読解用抜粋:
PlayStation VR向けコンテンツ『Fate/Grand Order VR feat. マシュ・キリエライト』

なぜUnityを採用したのか

 プログラミングや技術的な面を語ったのは同社のVRチーム テクニカルディレクターである荻野洋さんだ。荻野さんは1991年からコンシューマー向けゲームの開発に携わっており、2005年からはモバイルに専念、2014年から『FGO』の開発を担当し、2016年にコンシューマー向けに戻り『FGO VR』の開発に従事している経歴を持つ。

 「FGO VRが求める要件は次の2つです。1つは『マシュがそこにいる』と思える作りにすることと、もう1つは短い開発期間でクオリティーを維持できる実装難易度であることです」と話す。


FGO VRのスクリーンショット

 そうした要件のもと、Unity以外にも複数のゲームエンジンを試して検討したという。モーションキャプチャーや3Dモデルとしての動きはどのエンジンも大して変わらないが、2Dをベースとするキャラクター表現についてUnityに事例があったため、「Unityであれば『マシュがいる』を感じることができると判断しました」という。

 納期については企画段階で2017年3月の「AnimeJapan 2017」に体験可能なものを展示することを決めていたため、この締め切りを守るためにも、『FGO』の制作などで社内に知見がたまっているUnityを採用することにしたという。

提示された一覧:
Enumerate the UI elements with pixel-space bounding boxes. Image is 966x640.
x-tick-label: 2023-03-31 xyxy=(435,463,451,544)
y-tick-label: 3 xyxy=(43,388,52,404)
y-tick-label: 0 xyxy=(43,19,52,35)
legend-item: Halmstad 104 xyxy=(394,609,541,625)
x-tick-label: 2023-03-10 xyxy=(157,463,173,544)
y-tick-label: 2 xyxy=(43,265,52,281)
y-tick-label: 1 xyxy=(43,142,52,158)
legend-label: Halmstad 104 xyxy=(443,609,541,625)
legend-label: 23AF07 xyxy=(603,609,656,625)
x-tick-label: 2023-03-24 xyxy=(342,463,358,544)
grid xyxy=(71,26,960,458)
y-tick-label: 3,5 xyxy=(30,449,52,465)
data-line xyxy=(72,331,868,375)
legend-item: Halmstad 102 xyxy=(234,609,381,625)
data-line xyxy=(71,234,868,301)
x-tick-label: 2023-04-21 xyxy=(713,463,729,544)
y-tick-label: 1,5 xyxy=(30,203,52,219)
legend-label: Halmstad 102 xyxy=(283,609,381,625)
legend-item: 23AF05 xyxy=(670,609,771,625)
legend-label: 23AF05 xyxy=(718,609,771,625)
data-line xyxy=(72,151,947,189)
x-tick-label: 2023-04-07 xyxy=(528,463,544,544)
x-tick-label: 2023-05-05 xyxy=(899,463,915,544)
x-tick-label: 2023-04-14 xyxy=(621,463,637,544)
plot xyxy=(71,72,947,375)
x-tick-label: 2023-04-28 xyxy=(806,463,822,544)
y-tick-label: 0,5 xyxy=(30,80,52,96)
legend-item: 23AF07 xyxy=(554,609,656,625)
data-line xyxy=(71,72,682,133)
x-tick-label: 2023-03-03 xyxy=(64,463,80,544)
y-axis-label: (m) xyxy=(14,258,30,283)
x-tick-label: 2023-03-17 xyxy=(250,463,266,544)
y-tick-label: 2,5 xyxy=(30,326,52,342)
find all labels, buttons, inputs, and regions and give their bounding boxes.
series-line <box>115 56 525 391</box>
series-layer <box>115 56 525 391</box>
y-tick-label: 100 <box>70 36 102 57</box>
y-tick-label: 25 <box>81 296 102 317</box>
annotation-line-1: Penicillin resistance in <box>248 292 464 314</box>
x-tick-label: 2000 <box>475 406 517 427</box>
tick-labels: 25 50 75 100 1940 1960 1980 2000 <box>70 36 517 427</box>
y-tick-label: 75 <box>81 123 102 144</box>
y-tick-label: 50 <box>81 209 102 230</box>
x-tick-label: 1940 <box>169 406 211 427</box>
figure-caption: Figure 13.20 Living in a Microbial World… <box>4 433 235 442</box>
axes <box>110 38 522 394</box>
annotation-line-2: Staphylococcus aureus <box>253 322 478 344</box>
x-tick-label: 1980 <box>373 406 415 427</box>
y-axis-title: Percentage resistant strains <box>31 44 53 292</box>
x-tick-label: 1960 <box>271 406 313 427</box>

あなたの課題:
FGO VRの開発についての抜粋をもとに、次の問いに答えてください。
1. 荻野洋さんが『FGO』の開発を担当し始めたのは何年ですか?
2. 荻野さんが挙げたFGO VRの2つの要件のうち、1つ目は何ですか?
3. 企画段階で、体験可能なものをどのイベントに展示すると決めていましたか?
一覧の内容は抜粋と関係がありません。

課題の解答:
1. 2014年です。
2. 『マシュがそこにいる』と思える作りにすることです。
3. 2017年3月の「AnimeJapan 2017」です。